(Exercise requirements):
Copy out every record precisely.

— start Material for the task —

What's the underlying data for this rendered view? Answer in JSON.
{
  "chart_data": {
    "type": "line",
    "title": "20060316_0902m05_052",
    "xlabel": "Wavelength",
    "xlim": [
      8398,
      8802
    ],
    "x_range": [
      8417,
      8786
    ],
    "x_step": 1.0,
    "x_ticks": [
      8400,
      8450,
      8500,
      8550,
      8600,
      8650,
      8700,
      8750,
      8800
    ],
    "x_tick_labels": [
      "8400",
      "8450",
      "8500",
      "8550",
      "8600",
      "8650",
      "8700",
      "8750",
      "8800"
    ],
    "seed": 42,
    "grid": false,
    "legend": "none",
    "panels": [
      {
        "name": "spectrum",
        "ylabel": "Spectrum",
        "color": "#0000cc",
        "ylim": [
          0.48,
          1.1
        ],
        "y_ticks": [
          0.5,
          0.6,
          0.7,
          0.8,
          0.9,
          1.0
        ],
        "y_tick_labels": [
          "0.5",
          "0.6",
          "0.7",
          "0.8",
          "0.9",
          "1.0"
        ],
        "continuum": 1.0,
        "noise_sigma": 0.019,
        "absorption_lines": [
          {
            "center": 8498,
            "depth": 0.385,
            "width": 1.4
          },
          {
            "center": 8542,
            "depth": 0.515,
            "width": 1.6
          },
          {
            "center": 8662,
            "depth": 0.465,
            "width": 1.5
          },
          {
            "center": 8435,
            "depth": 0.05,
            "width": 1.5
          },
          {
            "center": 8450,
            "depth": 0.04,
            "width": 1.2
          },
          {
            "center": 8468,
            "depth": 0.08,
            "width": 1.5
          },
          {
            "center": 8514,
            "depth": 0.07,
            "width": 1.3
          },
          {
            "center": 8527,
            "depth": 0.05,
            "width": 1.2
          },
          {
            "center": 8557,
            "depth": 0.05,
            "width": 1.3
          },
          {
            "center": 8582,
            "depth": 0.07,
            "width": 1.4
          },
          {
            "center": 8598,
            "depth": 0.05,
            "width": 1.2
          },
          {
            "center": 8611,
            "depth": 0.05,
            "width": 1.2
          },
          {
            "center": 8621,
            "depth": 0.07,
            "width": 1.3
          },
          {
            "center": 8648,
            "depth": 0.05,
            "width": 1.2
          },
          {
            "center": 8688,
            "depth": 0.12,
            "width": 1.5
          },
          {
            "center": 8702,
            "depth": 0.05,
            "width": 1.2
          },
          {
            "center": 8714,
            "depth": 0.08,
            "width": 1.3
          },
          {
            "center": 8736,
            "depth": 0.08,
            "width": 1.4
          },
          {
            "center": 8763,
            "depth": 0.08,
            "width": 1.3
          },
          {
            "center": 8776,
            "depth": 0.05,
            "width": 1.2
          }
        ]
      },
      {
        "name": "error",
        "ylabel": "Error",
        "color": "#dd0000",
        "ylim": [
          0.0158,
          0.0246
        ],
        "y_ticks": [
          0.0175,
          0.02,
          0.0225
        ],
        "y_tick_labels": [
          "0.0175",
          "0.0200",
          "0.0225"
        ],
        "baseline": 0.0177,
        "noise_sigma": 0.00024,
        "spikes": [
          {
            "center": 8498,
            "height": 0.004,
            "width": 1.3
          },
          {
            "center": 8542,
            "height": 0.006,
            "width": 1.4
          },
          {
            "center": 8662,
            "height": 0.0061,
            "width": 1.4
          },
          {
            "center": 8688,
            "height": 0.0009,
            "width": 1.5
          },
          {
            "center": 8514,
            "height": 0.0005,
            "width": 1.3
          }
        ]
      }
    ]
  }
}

— end Material for the task —

(The response):
What's the underlying data for this rendered view? Answer in JSON.
{
  "chart_data": {
    "type": "line",
    "title": "20060316_0902m05_052",
    "xlabel": "Wavelength",
    "xlim": [
      8398,
      8802
    ],
    "x_range": [
      8417,
      8786
    ],
    "x_step": 1.0,
    "x_ticks": [
      8400,
      8450,
      8500,
      8550,
      8600,
      8650,
      8700,
      8750,
      8800
    ],
    "x_tick_labels": [
      "8400",
      "8450",
      "8500",
      "8550",
      "8600",
      "8650",
      "8700",
      "8750",
      "8800"
    ],
    "seed": 42,
    "grid": false,
    "legend": "none",
    "panels": [
      {
        "name": "spectrum",
        "ylabel": "Spectrum",
        "color": "#0000cc",
        "ylim": [
          0.48,
          1.1
        ],
        "y_ticks": [
          0.5,
          0.6,
          0.7,
          0.8,
          0.9,
          1.0
        ],
        "y_tick_labels": [
          "0.5",
          "0.6",
          "0.7",
          "0.8",
          "0.9",
          "1.0"
        ],
        "continuum": 1.0,
        "noise_sigma": 0.019,
        "absorption_lines": [
          {
            "center": 8498,
            "depth": 0.385,
            "width": 1.4
          },
          {
            "center": 8542,
            "depth": 0.515,
            "width": 1.6
          },
          {
            "center": 8662,
            "depth": 0.465,
            "width": 1.5
          },
          {
            "center": 8435,
            "depth": 0.05,
            "width": 1.5
          },
          {
            "center": 8450,
            "depth": 0.04,
            "width": 1.2
          },
          {
            "center": 8468,
            "depth": 0.08,
            "width": 1.5
          },
          {
            "center": 8514,
            "depth": 0.07,
            "width": 1.3
          },
          {
            "center": 8527,
            "depth": 0.05,
            "width": 1.2
          },
          {
            "center": 8557,
            "depth": 0.05,
            "width": 1.3
          },
          {
            "center": 8582,
            "depth": 0.07,
            "width": 1.4
          },
          {
            "center": 8598,
            "depth": 0.05,
            "width": 1.2
          },
          {
            "center": 8611,
            "depth": 0.05,
            "width": 1.2
          },
          {
            "center": 8621,
            "depth": 0.07,
            "width": 1.3
          },
          {
            "center": 8648,
            "depth": 0.05,
            "width": 1.2
          },
          {
            "center": 8688,
            "depth": 0.12,
            "width": 1.5
          },
          {
            "center": 8702,
            "depth": 0.05,
            "width": 1.2
          },
          {
            "center": 8714,
            "depth": 0.08,
            "width": 1.3
          },
          {
            "center": 8736,
            "depth": 0.08,
            "width": 1.4
          },
          {
            "center": 8763,
            "depth": 0.08,
            "width": 1.3
          },
          {
            "center": 8776,
            "depth": 0.05,
            "width": 1.2
          }
        ]
      },
      {
        "name": "error",
        "ylabel": "Error",
        "color": "#dd0000",
        "ylim": [
          0.0158,
          0.0246
        ],
        "y_ticks": [
          0.0175,
          0.02,
          0.0225
        ],
        "y_tick_labels": [
          "0.0175",
          "0.0200",
          "0.0225"
        ],
        "baseline": 0.0177,
        "noise_sigma": 0.00024,
        "spikes": [
          {
            "center": 8498,
            "height": 0.004,
            "width": 1.3
          },
          {
            "center": 8542,
            "height": 0.006,
            "width": 1.4
          },
          {
            "center": 8662,
            "height": 0.0061,
            "width": 1.4
          },
          {
            "center": 8688,
            "height": 0.0009,
            "width": 1.5
          },
          {
            "center": 8514,
            "height": 0.0005,
            "width": 1.3
          }
        ]
      }
    ]
  }
}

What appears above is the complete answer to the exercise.